Brief - Pull out every line below that holds the word "JSON".
##### Records for the task #####
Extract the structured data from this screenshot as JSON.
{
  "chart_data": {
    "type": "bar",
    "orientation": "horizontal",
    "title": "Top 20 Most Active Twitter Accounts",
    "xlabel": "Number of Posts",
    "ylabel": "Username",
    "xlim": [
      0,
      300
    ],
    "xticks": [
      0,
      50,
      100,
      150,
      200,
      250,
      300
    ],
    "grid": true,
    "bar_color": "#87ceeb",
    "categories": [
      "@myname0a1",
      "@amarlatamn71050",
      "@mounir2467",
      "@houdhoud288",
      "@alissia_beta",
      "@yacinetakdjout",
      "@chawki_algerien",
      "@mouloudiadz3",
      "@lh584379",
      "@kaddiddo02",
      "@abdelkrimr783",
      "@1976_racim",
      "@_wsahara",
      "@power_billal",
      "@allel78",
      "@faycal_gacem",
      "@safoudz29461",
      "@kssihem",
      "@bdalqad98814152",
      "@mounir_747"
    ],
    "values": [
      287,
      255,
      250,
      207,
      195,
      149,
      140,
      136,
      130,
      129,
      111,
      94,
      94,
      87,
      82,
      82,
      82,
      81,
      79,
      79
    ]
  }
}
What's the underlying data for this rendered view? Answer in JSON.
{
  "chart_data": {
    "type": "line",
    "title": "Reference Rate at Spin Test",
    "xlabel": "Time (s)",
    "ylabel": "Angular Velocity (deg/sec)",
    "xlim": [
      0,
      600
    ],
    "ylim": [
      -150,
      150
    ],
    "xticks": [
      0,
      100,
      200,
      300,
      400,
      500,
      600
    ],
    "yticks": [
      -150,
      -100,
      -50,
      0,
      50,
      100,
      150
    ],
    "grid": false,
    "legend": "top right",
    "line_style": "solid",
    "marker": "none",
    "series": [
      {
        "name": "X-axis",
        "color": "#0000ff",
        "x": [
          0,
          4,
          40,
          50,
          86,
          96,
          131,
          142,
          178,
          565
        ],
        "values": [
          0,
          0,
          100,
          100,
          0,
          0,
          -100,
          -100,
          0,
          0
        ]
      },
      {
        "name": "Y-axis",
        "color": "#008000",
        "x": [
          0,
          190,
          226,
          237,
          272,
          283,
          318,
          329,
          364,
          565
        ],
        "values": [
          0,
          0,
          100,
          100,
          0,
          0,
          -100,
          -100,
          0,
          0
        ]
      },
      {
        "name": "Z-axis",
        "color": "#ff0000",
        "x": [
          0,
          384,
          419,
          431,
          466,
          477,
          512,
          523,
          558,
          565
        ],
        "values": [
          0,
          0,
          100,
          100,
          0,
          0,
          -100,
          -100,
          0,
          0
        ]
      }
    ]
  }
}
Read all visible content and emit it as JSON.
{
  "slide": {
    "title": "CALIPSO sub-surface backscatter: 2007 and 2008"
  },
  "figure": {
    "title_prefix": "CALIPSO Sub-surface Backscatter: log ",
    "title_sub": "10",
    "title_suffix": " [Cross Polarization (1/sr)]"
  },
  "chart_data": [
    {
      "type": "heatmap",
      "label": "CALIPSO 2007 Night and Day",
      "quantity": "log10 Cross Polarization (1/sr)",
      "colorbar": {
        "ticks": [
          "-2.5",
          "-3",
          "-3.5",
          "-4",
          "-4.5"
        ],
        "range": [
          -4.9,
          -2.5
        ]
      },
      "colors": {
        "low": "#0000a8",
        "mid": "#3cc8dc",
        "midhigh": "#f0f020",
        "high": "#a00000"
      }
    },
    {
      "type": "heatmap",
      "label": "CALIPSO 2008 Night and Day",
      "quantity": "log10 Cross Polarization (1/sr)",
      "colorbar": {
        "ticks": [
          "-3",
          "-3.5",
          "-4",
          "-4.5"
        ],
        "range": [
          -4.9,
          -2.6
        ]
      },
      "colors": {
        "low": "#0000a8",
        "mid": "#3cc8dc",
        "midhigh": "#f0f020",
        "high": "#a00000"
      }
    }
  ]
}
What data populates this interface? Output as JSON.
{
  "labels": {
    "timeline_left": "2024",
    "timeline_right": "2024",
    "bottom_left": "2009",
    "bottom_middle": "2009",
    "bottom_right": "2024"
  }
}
#####
Exercise answer -
Extract the structured data from this screenshot as JSON.
What's the underlying data for this rendered view? Answer in JSON.
Read all visible content and emit it as JSON.
What data populates this interface? Output as JSON.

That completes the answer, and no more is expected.